_Extracted information_.
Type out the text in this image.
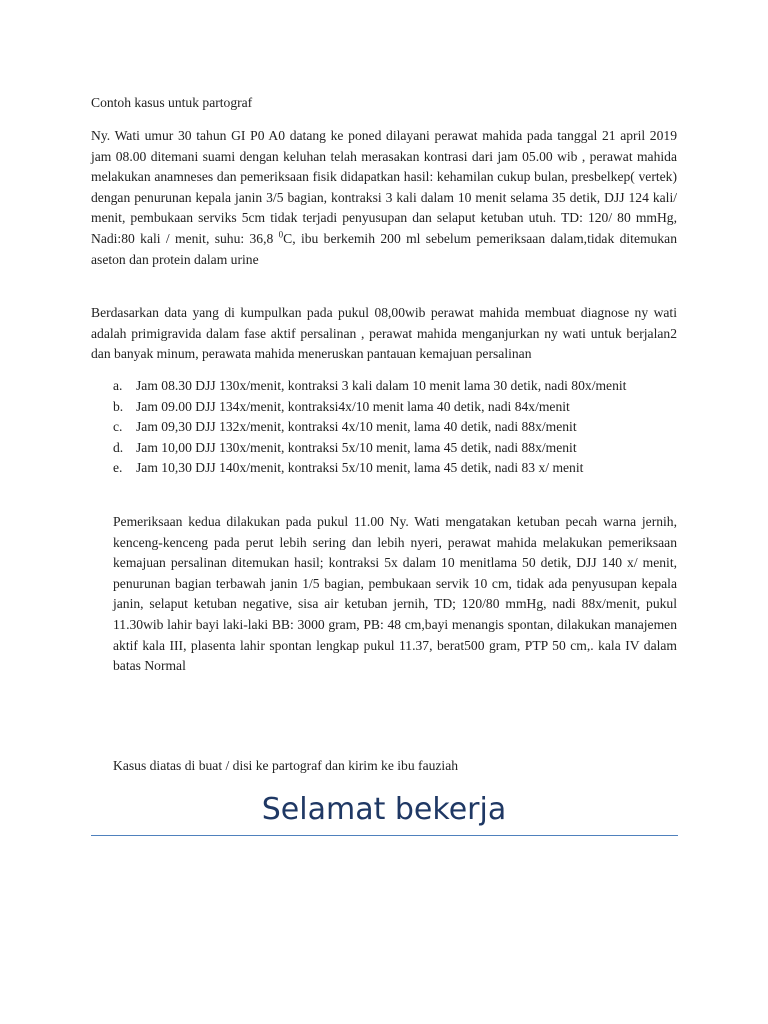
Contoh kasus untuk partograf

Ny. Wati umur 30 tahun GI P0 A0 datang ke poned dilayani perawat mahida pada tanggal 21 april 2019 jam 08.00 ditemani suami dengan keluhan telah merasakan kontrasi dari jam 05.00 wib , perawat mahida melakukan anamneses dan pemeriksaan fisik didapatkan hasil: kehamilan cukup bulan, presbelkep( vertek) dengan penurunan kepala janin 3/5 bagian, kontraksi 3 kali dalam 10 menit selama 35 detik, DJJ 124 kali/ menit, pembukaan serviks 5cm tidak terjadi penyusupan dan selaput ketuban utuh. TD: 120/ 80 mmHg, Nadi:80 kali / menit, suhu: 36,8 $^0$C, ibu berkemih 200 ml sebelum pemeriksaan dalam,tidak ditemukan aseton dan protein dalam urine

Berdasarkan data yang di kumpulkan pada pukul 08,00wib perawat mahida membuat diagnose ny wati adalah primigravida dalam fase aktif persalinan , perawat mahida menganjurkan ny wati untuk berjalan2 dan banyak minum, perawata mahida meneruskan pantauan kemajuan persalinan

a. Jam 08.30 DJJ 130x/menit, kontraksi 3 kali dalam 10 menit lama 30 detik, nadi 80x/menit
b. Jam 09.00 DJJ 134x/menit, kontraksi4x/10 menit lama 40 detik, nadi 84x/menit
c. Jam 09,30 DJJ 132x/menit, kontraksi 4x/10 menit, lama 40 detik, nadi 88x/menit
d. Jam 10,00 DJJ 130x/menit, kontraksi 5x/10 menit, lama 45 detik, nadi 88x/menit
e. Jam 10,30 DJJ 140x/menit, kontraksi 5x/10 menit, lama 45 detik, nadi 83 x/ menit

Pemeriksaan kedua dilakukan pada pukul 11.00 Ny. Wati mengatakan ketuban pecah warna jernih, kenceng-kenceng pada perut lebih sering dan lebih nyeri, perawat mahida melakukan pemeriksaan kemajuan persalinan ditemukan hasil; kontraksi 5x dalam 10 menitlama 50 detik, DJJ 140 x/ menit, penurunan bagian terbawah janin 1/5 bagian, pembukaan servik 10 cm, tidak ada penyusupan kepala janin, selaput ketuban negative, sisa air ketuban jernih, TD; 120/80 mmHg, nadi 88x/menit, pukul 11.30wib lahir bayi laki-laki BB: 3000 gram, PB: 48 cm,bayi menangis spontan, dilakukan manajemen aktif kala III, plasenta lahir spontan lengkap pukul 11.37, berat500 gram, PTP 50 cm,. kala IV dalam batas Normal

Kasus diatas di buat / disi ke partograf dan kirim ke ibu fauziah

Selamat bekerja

_Problem statement_. Scan the material above for the string "untuk", and copy every line where it is found.

_Exercise response_.
Contoh kasus untuk partograf
Berdasarkan data yang di kumpulkan pada pukul 08,00wib perawat mahida membuat diagnose ny wati adalah primigravida dalam fase aktif persalinan , perawat mahida menganjurkan ny wati untuk berjalan2 dan banyak minum, perawata mahida meneruskan pantauan kemajuan persalinan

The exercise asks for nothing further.